* SUPPLIED ENTRIES
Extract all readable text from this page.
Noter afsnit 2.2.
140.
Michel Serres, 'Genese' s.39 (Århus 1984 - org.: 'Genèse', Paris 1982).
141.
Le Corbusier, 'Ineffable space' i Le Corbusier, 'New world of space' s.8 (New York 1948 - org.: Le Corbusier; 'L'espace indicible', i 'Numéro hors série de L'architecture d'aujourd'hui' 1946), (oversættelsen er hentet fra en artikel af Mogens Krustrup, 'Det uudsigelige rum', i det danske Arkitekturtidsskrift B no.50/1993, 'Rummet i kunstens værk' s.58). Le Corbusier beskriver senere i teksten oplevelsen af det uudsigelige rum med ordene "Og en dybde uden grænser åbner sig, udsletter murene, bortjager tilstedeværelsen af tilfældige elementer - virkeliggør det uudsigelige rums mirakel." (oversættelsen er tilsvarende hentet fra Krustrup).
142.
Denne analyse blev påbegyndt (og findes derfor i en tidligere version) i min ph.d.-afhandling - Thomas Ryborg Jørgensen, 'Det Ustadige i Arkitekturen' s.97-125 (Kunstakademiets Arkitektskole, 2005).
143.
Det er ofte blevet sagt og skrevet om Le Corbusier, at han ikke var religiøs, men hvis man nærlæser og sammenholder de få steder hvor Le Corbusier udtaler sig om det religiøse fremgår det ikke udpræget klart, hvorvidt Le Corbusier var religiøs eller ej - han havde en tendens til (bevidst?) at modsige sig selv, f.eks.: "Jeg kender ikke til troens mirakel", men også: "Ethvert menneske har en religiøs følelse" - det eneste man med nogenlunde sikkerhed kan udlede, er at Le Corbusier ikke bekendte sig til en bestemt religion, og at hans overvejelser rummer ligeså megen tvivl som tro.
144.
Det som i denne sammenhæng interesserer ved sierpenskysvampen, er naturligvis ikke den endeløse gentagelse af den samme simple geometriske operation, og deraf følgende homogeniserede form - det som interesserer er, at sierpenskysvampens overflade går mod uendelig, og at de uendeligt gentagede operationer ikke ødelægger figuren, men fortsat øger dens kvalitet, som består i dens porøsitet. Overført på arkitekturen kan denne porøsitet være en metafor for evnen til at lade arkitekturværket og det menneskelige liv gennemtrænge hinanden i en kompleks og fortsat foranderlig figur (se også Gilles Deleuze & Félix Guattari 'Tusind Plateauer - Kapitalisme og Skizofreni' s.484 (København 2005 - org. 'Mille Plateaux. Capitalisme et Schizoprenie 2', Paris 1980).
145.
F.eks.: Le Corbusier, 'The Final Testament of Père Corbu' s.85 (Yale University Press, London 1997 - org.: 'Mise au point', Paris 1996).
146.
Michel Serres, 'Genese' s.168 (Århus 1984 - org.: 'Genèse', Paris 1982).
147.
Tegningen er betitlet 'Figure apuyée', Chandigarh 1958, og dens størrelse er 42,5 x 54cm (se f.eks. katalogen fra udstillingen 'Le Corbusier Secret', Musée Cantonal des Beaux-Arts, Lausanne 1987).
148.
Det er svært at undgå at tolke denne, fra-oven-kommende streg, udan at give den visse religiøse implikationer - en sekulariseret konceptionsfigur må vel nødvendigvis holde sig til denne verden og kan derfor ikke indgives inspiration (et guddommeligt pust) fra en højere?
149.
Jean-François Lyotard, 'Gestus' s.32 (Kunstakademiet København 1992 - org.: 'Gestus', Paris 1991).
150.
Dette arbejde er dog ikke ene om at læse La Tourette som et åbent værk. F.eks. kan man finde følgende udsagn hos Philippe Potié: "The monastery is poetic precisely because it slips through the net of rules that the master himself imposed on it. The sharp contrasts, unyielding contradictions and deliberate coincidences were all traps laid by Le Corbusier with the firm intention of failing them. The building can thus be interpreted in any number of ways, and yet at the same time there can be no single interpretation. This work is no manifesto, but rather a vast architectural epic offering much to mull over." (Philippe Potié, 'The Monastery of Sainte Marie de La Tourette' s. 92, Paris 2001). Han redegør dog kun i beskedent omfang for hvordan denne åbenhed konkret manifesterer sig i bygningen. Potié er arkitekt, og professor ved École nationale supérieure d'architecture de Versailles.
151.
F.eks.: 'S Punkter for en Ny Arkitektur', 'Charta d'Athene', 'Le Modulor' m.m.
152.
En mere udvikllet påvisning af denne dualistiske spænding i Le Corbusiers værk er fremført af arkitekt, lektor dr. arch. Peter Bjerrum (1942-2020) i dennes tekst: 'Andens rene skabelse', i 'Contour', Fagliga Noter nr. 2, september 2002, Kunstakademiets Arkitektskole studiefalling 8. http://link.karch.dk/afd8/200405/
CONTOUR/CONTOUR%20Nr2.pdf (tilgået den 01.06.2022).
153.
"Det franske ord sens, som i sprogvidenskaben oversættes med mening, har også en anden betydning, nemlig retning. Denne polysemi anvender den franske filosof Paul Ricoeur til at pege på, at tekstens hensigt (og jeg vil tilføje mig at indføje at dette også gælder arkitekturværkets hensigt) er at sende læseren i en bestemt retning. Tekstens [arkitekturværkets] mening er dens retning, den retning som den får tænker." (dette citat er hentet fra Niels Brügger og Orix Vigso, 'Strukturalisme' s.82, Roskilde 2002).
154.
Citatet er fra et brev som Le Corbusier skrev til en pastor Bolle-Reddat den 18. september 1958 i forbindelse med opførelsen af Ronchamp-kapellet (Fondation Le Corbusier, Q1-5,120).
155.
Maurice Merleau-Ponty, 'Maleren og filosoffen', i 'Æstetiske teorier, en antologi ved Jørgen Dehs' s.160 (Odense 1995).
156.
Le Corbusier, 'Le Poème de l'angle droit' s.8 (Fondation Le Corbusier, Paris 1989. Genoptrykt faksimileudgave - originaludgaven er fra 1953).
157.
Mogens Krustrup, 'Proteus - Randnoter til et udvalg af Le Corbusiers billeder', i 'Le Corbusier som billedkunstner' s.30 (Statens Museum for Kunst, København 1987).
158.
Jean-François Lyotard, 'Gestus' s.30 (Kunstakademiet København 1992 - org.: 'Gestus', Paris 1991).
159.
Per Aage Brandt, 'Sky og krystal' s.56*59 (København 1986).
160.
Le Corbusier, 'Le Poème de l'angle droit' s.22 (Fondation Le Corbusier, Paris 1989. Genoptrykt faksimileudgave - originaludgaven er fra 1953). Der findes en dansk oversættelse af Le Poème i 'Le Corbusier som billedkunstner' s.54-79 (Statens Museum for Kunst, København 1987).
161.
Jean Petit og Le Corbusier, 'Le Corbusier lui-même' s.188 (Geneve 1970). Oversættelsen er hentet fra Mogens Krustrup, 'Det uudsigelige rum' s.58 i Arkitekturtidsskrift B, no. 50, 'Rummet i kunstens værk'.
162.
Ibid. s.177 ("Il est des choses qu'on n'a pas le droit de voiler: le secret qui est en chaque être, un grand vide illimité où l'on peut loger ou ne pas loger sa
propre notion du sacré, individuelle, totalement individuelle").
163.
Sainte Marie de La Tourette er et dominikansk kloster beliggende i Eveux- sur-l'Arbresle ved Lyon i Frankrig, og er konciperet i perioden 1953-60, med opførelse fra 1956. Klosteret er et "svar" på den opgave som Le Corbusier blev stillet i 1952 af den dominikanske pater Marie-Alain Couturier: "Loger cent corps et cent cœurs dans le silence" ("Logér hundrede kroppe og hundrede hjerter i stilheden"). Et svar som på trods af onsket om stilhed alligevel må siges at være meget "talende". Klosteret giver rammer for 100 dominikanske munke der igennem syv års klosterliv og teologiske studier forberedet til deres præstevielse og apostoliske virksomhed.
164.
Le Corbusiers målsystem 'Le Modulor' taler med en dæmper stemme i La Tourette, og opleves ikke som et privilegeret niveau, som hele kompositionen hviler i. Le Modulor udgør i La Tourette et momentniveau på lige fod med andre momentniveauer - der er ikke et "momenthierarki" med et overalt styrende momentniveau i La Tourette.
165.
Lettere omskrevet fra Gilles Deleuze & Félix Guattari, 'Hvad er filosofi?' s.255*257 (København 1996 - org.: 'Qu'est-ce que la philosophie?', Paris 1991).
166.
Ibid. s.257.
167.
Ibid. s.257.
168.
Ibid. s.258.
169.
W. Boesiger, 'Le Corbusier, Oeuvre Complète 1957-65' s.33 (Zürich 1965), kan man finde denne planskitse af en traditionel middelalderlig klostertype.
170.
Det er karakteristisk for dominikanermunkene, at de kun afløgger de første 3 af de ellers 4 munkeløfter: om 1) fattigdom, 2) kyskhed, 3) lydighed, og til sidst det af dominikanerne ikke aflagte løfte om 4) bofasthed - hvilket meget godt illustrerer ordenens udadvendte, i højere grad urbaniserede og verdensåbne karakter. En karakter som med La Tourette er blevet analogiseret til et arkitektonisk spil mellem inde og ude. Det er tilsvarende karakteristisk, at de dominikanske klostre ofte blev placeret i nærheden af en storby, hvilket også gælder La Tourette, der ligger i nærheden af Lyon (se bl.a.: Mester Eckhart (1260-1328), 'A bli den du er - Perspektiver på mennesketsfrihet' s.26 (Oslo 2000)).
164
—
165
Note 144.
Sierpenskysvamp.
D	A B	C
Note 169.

* ASSIGNMENT
Copy every line of the records above that contains "Kunstakademiets".

* TASK RESPONSE
Denne analyse blev påbegyndt (og findes derfor i en tidligere version) i min ph.d.-afhandling - Thomas Ryborg Jørgensen, 'Det Ustadige i Arkitekturen' s.97-125 (Kunstakademiets Arkitektskole, 2005).
En mere udvikllet påvisning af denne dualistiske spænding i Le Corbusiers værk er fremført af arkitekt, lektor dr. arch. Peter Bjerrum (1942-2020) i dennes tekst: 'Andens rene skabelse', i 'Contour', Fagliga Noter nr. 2, september 2002, Kunstakademiets Arkitektskole studiefalling 8. http://link.karch.dk/afd8/200405/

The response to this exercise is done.